__Input data__.
- - -
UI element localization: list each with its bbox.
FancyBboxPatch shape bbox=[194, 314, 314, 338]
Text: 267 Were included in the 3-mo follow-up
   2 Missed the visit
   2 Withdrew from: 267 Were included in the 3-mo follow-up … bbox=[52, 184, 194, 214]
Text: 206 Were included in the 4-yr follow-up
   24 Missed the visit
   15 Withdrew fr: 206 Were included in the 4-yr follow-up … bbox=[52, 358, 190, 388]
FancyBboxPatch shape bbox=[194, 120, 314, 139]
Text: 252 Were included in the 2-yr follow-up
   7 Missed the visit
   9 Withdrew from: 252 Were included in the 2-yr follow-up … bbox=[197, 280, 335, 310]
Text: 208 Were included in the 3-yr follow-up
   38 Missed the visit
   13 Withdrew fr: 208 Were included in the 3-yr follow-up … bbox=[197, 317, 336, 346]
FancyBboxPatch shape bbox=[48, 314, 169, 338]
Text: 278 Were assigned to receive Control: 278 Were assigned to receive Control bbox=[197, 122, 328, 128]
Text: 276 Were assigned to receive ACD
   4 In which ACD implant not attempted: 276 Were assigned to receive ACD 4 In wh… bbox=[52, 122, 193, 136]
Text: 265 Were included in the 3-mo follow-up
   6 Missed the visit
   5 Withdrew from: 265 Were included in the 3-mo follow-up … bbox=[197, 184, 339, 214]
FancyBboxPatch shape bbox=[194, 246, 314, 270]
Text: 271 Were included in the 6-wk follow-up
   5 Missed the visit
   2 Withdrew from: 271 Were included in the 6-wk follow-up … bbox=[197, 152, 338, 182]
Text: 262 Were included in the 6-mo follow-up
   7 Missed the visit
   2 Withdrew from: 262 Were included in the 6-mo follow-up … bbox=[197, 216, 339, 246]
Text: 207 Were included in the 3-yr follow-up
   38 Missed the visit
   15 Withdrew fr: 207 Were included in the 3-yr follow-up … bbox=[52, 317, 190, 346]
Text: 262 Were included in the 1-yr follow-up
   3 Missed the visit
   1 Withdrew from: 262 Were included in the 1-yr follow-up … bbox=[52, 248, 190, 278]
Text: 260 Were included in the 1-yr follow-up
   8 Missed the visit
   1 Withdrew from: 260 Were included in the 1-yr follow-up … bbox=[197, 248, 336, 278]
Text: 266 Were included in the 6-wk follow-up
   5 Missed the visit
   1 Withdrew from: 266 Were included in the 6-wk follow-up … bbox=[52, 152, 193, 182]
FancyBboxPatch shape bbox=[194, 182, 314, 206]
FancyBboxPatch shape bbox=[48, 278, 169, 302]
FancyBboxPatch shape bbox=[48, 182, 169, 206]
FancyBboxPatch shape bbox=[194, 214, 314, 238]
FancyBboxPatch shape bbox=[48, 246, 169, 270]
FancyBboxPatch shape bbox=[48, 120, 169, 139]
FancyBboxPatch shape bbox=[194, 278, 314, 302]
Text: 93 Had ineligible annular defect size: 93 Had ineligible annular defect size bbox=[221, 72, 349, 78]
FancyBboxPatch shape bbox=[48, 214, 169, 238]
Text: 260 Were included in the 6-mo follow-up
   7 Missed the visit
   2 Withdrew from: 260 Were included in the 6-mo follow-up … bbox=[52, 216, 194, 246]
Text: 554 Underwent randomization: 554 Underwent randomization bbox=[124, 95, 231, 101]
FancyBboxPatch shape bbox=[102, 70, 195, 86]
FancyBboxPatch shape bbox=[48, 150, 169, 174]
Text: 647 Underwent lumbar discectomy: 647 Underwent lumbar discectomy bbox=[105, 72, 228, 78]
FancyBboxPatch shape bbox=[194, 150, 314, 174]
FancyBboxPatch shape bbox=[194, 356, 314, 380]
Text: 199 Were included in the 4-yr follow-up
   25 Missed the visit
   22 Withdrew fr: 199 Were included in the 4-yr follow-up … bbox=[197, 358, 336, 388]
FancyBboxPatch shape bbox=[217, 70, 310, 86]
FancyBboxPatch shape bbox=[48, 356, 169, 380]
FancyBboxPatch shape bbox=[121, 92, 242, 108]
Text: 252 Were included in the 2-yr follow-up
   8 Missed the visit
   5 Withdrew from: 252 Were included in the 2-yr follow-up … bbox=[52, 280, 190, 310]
- - -
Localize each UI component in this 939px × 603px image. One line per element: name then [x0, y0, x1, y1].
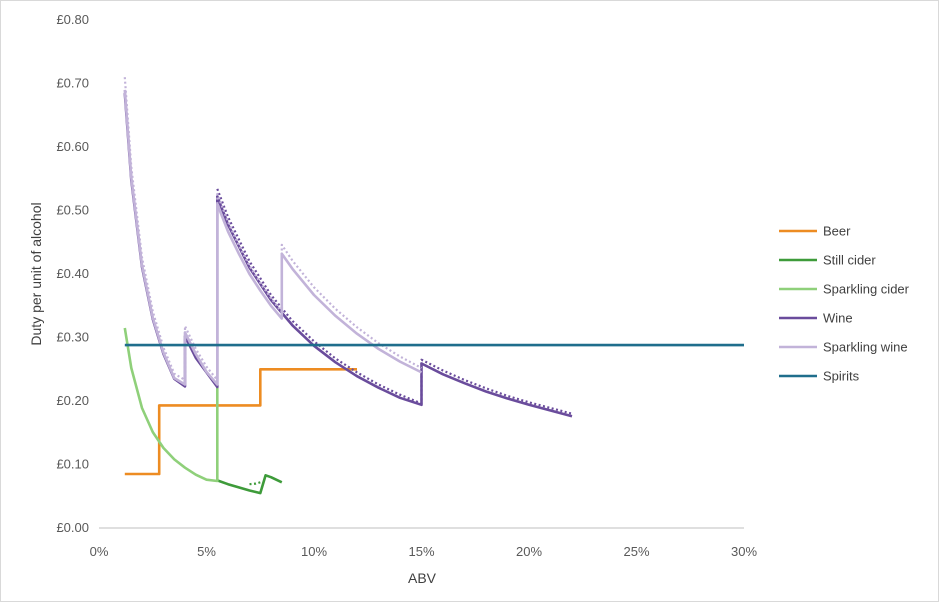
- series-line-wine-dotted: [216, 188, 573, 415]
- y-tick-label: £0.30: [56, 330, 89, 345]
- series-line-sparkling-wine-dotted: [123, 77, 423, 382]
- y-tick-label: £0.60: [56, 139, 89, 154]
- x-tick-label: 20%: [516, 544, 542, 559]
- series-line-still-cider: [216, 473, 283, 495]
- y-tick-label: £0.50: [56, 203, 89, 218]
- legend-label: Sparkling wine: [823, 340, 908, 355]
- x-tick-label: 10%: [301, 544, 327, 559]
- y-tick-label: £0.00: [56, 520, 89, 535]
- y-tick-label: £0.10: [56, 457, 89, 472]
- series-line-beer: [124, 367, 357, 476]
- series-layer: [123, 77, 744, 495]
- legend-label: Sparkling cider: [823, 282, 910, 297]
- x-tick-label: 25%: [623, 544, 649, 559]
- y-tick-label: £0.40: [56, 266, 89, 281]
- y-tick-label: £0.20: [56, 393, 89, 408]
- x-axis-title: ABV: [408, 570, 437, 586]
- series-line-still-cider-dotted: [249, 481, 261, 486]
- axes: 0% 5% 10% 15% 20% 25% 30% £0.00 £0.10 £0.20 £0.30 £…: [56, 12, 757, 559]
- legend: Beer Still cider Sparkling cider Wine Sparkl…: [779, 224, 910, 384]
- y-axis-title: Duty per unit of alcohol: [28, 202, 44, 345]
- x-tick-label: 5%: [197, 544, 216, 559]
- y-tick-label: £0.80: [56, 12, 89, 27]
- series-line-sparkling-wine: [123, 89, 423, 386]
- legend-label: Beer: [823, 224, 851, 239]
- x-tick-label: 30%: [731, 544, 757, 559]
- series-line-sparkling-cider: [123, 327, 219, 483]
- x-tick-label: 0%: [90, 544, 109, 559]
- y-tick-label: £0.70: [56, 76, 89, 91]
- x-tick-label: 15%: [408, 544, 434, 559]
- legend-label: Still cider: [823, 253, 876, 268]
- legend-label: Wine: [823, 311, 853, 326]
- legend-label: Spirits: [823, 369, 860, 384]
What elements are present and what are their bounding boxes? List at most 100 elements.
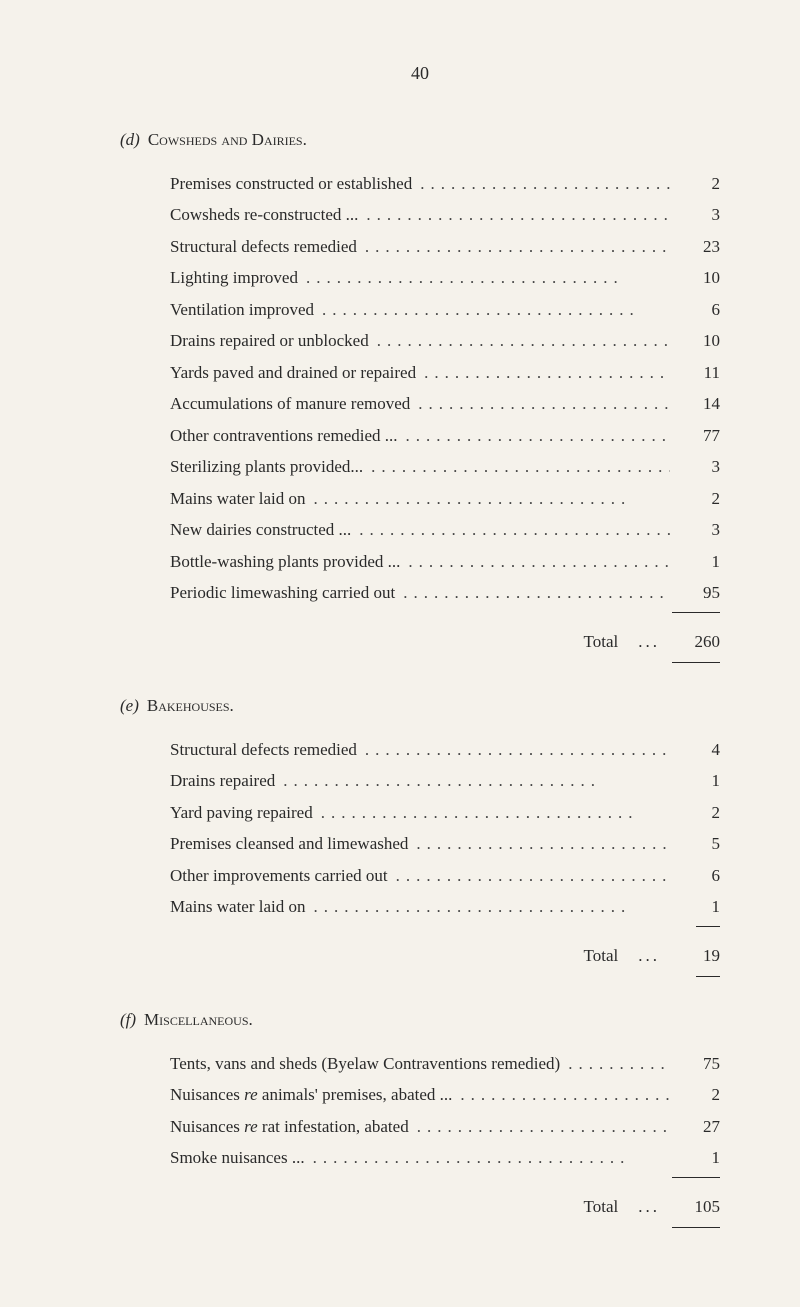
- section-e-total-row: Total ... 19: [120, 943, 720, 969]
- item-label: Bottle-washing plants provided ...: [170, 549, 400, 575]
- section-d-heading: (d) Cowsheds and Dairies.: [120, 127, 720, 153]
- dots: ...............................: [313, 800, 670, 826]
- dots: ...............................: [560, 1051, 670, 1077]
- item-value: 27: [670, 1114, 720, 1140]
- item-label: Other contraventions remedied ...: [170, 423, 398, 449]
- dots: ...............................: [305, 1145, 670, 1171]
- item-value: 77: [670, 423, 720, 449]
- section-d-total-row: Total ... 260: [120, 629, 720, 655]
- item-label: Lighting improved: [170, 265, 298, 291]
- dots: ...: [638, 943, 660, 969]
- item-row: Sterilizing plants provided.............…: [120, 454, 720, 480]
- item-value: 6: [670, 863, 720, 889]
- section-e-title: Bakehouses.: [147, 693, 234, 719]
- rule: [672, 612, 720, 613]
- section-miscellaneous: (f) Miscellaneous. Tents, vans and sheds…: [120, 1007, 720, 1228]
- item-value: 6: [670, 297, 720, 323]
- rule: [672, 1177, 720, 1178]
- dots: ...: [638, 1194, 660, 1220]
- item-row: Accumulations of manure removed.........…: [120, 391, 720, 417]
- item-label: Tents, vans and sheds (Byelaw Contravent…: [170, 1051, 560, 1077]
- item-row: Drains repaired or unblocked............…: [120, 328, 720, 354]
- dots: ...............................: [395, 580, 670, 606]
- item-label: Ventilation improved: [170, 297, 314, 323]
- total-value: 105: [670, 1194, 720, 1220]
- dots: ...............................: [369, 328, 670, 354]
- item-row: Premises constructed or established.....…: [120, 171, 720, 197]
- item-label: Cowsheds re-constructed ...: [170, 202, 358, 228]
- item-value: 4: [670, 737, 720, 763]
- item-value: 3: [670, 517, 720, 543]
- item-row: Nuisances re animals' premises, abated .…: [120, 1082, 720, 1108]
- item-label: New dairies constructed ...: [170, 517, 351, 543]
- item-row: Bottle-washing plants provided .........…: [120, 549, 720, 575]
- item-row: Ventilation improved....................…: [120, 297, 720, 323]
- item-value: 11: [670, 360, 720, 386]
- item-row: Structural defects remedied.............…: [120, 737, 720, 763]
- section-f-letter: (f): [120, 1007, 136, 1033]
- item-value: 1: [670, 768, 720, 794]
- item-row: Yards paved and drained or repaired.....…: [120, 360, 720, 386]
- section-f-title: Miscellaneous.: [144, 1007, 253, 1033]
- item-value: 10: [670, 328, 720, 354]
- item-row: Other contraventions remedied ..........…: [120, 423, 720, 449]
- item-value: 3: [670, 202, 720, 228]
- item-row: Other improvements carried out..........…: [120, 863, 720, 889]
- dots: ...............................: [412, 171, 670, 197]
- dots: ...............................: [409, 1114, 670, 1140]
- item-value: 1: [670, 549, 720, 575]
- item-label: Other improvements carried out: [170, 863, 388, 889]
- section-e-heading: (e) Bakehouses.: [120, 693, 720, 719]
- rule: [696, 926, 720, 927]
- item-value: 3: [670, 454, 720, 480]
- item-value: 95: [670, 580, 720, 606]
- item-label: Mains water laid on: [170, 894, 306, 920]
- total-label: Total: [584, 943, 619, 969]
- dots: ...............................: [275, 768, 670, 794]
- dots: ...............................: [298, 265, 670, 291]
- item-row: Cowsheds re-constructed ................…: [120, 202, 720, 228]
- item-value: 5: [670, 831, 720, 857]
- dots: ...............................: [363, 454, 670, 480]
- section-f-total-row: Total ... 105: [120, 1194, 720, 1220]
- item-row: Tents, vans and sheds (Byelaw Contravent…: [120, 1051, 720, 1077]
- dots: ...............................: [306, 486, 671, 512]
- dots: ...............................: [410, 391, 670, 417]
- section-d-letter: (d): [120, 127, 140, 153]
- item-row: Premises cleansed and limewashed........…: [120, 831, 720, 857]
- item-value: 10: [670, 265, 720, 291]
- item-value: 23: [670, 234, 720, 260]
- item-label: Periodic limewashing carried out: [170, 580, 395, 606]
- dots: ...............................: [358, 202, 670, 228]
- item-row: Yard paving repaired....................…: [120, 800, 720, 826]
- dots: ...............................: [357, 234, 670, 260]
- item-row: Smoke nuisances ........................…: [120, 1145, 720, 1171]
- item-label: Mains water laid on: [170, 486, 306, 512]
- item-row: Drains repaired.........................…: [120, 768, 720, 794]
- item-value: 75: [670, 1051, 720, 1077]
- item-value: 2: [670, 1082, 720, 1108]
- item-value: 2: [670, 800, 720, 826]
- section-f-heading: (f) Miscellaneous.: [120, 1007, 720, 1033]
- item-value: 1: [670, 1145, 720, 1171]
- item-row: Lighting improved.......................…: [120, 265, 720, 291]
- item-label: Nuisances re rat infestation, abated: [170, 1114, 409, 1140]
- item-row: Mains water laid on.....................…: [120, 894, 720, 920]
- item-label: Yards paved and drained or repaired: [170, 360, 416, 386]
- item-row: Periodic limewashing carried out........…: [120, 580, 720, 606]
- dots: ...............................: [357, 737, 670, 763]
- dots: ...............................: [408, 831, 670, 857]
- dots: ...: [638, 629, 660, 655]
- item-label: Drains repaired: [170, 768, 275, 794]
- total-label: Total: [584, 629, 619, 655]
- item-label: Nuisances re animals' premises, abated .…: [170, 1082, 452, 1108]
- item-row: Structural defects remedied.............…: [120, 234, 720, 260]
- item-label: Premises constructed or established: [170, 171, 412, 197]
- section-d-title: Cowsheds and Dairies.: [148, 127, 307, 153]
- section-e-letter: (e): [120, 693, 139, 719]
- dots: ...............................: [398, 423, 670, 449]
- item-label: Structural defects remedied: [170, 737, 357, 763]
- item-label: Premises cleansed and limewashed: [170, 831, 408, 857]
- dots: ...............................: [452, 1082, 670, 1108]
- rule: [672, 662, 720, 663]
- - -
__What the exercise asks__.
Reproduce the records unchanged, from the line containing "UI element localization: list" through the line containing "Text: 265 Were included in the 3-mo follow-up", including both of those lines.

__The answer__.
UI element localization: list each with its bbox.
FancyBboxPatch shape bbox=[194, 314, 314, 338]
Text: 267 Were included in the 3-mo follow-up
   2 Missed the visit
   2 Withdrew from: 267 Were included in the 3-mo follow-up … bbox=[52, 184, 194, 214]
Text: 206 Were included in the 4-yr follow-up
   24 Missed the visit
   15 Withdrew fr: 206 Were included in the 4-yr follow-up … bbox=[52, 358, 190, 388]
FancyBboxPatch shape bbox=[194, 120, 314, 139]
Text: 252 Were included in the 2-yr follow-up
   7 Missed the visit
   9 Withdrew from: 252 Were included in the 2-yr follow-up … bbox=[197, 280, 335, 310]
Text: 208 Were included in the 3-yr follow-up
   38 Missed the visit
   13 Withdrew fr: 208 Were included in the 3-yr follow-up … bbox=[197, 317, 336, 346]
FancyBboxPatch shape bbox=[48, 314, 169, 338]
Text: 278 Were assigned to receive Control: 278 Were assigned to receive Control bbox=[197, 122, 328, 128]
Text: 276 Were assigned to receive ACD
   4 In which ACD implant not attempted: 276 Were assigned to receive ACD 4 In wh… bbox=[52, 122, 193, 136]
Text: 265 Were included in the 3-mo follow-up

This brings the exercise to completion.